### TASK GOAL
Below is a listing; copy all of it exactly.

### DATA SECTION
################

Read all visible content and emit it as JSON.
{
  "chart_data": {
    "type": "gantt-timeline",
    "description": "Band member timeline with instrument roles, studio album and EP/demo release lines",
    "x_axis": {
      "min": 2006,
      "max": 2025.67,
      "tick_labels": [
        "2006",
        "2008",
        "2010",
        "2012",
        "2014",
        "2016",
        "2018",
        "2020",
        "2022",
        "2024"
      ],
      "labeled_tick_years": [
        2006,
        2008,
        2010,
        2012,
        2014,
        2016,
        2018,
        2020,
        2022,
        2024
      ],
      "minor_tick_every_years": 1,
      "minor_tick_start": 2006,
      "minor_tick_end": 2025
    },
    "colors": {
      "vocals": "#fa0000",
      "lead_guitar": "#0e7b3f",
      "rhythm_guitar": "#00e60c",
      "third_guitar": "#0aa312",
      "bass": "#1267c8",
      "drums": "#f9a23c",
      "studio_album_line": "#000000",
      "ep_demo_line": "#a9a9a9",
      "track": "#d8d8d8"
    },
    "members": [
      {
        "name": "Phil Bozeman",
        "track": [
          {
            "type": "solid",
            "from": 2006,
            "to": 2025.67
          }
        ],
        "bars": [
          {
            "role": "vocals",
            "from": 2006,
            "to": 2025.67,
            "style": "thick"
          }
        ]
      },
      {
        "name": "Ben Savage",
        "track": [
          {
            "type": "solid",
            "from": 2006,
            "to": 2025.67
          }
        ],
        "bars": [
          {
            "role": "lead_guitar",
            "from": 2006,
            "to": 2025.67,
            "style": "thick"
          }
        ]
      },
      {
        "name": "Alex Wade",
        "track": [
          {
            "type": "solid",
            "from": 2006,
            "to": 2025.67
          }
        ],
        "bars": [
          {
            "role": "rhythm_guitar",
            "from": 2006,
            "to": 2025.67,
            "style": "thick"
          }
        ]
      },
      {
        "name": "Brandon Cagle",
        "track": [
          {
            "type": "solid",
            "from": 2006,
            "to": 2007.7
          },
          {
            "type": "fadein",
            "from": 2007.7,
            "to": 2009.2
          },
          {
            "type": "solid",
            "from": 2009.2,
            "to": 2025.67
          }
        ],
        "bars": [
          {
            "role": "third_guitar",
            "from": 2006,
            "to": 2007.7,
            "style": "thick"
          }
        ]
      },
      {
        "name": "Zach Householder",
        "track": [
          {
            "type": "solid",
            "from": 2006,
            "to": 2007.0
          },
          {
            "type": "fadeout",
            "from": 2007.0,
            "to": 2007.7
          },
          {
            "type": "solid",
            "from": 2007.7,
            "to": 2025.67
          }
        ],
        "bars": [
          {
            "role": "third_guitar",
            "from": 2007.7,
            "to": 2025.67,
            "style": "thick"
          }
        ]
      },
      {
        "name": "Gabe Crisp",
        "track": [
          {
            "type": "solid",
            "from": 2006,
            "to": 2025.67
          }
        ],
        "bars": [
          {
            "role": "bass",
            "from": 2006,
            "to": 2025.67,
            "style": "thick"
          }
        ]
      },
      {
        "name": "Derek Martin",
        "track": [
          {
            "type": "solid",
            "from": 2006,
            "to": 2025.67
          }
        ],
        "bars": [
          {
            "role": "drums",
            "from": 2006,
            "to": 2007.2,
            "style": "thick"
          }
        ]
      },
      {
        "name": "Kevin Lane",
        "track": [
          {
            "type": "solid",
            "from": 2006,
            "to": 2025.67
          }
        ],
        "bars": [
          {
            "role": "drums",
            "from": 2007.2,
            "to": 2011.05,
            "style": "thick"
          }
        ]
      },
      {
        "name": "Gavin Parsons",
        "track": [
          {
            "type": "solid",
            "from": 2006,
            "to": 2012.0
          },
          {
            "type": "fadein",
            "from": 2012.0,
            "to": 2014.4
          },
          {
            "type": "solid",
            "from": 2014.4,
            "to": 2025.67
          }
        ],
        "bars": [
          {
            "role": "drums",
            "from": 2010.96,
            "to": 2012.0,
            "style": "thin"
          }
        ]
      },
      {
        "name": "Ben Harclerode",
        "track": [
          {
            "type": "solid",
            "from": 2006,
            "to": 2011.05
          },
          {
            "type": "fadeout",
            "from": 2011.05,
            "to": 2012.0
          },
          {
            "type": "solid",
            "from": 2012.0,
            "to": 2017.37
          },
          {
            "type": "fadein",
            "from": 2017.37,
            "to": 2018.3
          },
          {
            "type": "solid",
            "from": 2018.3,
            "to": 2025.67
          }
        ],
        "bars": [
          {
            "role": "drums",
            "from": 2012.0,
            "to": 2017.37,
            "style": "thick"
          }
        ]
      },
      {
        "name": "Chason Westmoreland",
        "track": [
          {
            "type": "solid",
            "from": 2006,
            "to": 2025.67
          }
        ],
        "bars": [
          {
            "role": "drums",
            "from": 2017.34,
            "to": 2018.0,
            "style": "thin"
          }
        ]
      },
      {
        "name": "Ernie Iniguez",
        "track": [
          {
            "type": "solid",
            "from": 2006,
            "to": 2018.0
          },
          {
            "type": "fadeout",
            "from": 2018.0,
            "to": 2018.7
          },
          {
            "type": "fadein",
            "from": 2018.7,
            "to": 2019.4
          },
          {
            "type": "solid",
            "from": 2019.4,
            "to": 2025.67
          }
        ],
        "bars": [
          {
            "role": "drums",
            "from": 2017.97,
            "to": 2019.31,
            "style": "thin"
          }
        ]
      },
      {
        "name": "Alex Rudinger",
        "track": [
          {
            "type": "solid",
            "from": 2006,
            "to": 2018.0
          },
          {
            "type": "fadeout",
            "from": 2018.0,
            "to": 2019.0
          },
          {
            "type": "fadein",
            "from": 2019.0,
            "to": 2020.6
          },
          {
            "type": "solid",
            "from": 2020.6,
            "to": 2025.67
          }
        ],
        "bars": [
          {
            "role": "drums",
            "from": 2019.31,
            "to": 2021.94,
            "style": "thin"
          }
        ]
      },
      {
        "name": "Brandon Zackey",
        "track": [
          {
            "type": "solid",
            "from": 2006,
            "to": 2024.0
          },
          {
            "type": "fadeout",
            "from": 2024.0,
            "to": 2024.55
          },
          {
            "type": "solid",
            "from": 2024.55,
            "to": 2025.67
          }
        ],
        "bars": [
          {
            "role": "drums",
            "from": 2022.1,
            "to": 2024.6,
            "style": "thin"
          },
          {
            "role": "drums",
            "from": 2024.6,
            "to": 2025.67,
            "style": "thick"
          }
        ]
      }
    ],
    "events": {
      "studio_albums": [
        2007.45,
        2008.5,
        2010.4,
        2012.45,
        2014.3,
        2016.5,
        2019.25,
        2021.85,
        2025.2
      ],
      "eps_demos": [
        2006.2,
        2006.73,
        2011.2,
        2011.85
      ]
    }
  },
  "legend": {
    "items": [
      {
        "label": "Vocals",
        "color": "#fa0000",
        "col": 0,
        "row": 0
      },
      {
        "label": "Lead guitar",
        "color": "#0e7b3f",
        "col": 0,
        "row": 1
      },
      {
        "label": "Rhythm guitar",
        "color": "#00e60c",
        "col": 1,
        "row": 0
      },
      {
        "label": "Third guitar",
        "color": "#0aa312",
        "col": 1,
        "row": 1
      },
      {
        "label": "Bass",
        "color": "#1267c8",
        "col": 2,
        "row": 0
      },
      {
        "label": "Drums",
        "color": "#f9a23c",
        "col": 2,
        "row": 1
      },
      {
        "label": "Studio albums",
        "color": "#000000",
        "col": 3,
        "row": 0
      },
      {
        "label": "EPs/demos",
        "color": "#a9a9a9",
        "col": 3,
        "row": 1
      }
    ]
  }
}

################

### WRITTEN REPLY
Read all visible content and emit it as JSON.
{
  "chart_data": {
    "type": "gantt-timeline",
    "description": "Band member timeline with instrument roles, studio album and EP/demo release lines",
    "x_axis": {
      "min": 2006,
      "max": 2025.67,
      "tick_labels": [
        "2006",
        "2008",
        "2010",
        "2012",
        "2014",
        "2016",
        "2018",
        "2020",
        "2022",
        "2024"
      ],
      "labeled_tick_years": [
        2006,
        2008,
        2010,
        2012,
        2014,
        2016,
        2018,
        2020,
        2022,
        2024
      ],
      "minor_tick_every_years": 1,
      "minor_tick_start": 2006,
      "minor_tick_end": 2025
    },
    "colors": {
      "vocals": "#fa0000",
      "lead_guitar": "#0e7b3f",
      "rhythm_guitar": "#00e60c",
      "third_guitar": "#0aa312",
      "bass": "#1267c8",
      "drums": "#f9a23c",
      "studio_album_line": "#000000",
      "ep_demo_line": "#a9a9a9",
      "track": "#d8d8d8"
    },
    "members": [
      {
        "name": "Phil Bozeman",
        "track": [
          {
            "type": "solid",
            "from": 2006,
            "to": 2025.67
          }
        ],
        "bars": [
          {
            "role": "vocals",
            "from": 2006,
            "to": 2025.67,
            "style": "thick"
          }
        ]
      },
      {
        "name": "Ben Savage",
        "track": [
          {
            "type": "solid",
            "from": 2006,
            "to": 2025.67
          }
        ],
        "bars": [
          {
            "role": "lead_guitar",
            "from": 2006,
            "to": 2025.67,
            "style": "thick"
          }
        ]
      },
      {
        "name": "Alex Wade",
        "track": [
          {
            "type": "solid",
            "from": 2006,
            "to": 2025.67
          }
        ],
        "bars": [
          {
            "role": "rhythm_guitar",
            "from": 2006,
            "to": 2025.67,
            "style": "thick"
          }
        ]
      },
      {
        "name": "Brandon Cagle",
        "track": [
          {
            "type": "solid",
            "from": 2006,
            "to": 2007.7
          },
          {
            "type": "fadein",
            "from": 2007.7,
            "to": 2009.2
          },
          {
            "type": "solid",
            "from": 2009.2,
            "to": 2025.67
          }
        ],
        "bars": [
          {
            "role": "third_guitar",
            "from": 2006,
            "to": 2007.7,
            "style": "thick"
          }
        ]
      },
      {
        "name": "Zach Householder",
        "track": [
          {
            "type": "solid",
            "from": 2006,
            "to": 2007.0
          },
          {
            "type": "fadeout",
            "from": 2007.0,
            "to": 2007.7
          },
          {
            "type": "solid",
            "from": 2007.7,
            "to": 2025.67
          }
        ],
        "bars": [
          {
            "role": "third_guitar",
            "from": 2007.7,
            "to": 2025.67,
            "style": "thick"
          }
        ]
      },
      {
        "name": "Gabe Crisp",
        "track": [
          {
            "type": "solid",
            "from": 2006,
            "to": 2025.67
          }
        ],
        "bars": [
          {
            "role": "bass",
            "from": 2006,
            "to": 2025.67,
            "style": "thick"
          }
        ]
      },
      {
        "name": "Derek Martin",
        "track": [
          {
            "type": "solid",
            "from": 2006,
            "to": 2025.67
          }
        ],
        "bars": [
          {
            "role": "drums",
            "from": 2006,
            "to": 2007.2,
            "style": "thick"
          }
        ]
      },
      {
        "name": "Kevin Lane",
        "track": [
          {
            "type": "solid",
            "from": 2006,
            "to": 2025.67
          }
        ],
        "bars": [
          {
            "role": "drums",
            "from": 2007.2,
            "to": 2011.05,
            "style": "thick"
          }
        ]
      },
      {
        "name": "Gavin Parsons",
        "track": [
          {
            "type": "solid",
            "from": 2006,
            "to": 2012.0
          },
          {
            "type": "fadein",
            "from": 2012.0,
            "to": 2014.4
          },
          {
            "type": "solid",
            "from": 2014.4,
            "to": 2025.67
          }
        ],
        "bars": [
          {
            "role": "drums",
            "from": 2010.96,
            "to": 2012.0,
            "style": "thin"
          }
        ]
      },
      {
        "name": "Ben Harclerode",
        "track": [
          {
            "type": "solid",
            "from": 2006,
            "to": 2011.05
          },
          {
            "type": "fadeout",
            "from": 2011.05,
            "to": 2012.0
          },
          {
            "type": "solid",
            "from": 2012.0,
            "to": 2017.37
          },
          {
            "type": "fadein",
            "from": 2017.37,
            "to": 2018.3
          },
          {
            "type": "solid",
            "from": 2018.3,
            "to": 2025.67
          }
        ],
        "bars": [
          {
            "role": "drums",
            "from": 2012.0,
            "to": 2017.37,
            "style": "thick"
          }
        ]
      },
      {
        "name": "Chason Westmoreland",
        "track": [
          {
            "type": "solid",
            "from": 2006,
            "to": 2025.67
          }
        ],
        "bars": [
          {
            "role": "drums",
            "from": 2017.34,
            "to": 2018.0,
            "style": "thin"
          }
        ]
      },
      {
        "name": "Ernie Iniguez",
        "track": [
          {
            "type": "solid",
            "from": 2006,
            "to": 2018.0
          },
          {
            "type": "fadeout",
            "from": 2018.0,
            "to": 2018.7
          },
          {
            "type": "fadein",
            "from": 2018.7,
            "to": 2019.4
          },
          {
            "type": "solid",
            "from": 2019.4,
            "to": 2025.67
          }
        ],
        "bars": [
          {
            "role": "drums",
            "from": 2017.97,
            "to": 2019.31,
            "style": "thin"
          }
        ]
      },
      {
        "name": "Alex Rudinger",
        "track": [
          {
            "type": "solid",
            "from": 2006,
            "to": 2018.0
          },
          {
            "type": "fadeout",
            "from": 2018.0,
            "to": 2019.0
          },
          {
            "type": "fadein",
            "from": 2019.0,
            "to": 2020.6
          },
          {
            "type": "solid",
            "from": 2020.6,
            "to": 2025.67
          }
        ],
        "bars": [
          {
            "role": "drums",
            "from": 2019.31,
            "to": 2021.94,
            "style": "thin"
          }
        ]
      },
      {
        "name": "Brandon Zackey",
        "track": [
          {
            "type": "solid",
            "from": 2006,
            "to": 2024.0
          },
          {
            "type": "fadeout",
            "from": 2024.0,
            "to": 2024.55
          },
          {
            "type": "solid",
            "from": 2024.55,
            "to": 2025.67
          }
        ],
        "bars": [
          {
            "role": "drums",
            "from": 2022.1,
            "to": 2024.6,
            "style": "thin"
          },
          {
            "role": "drums",
            "from": 2024.6,
            "to": 2025.67,
            "style": "thick"
          }
        ]
      }
    ],
    "events": {
      "studio_albums": [
        2007.45,
        2008.5,
        2010.4,
        2012.45,
        2014.3,
        2016.5,
        2019.25,
        2021.85,
        2025.2
      ],
      "eps_demos": [
        2006.2,
        2006.73,
        2011.2,
        2011.85
      ]
    }
  },
  "legend": {
    "items": [
      {
        "label": "Vocals",
        "color": "#fa0000",
        "col": 0,
        "row": 0
      },
      {
        "label": "Lead guitar",
        "color": "#0e7b3f",
        "col": 0,
        "row": 1
      },
      {
        "label": "Rhythm guitar",
        "color": "#00e60c",
        "col": 1,
        "row": 0
      },
      {
        "label": "Third guitar",
        "color": "#0aa312",
        "col": 1,
        "row": 1
      },
      {
        "label": "Bass",
        "color": "#1267c8",
        "col": 2,
        "row": 0
      },
      {
        "label": "Drums",
        "color": "#f9a23c",
        "col": 2,
        "row": 1
      },
      {
        "label": "Studio albums",
        "color": "#000000",
        "col": 3,
        "row": 0
      },
      {
        "label": "EPs/demos",
        "color": "#a9a9a9",
        "col": 3,
        "row": 1
      }
    ]
  }
}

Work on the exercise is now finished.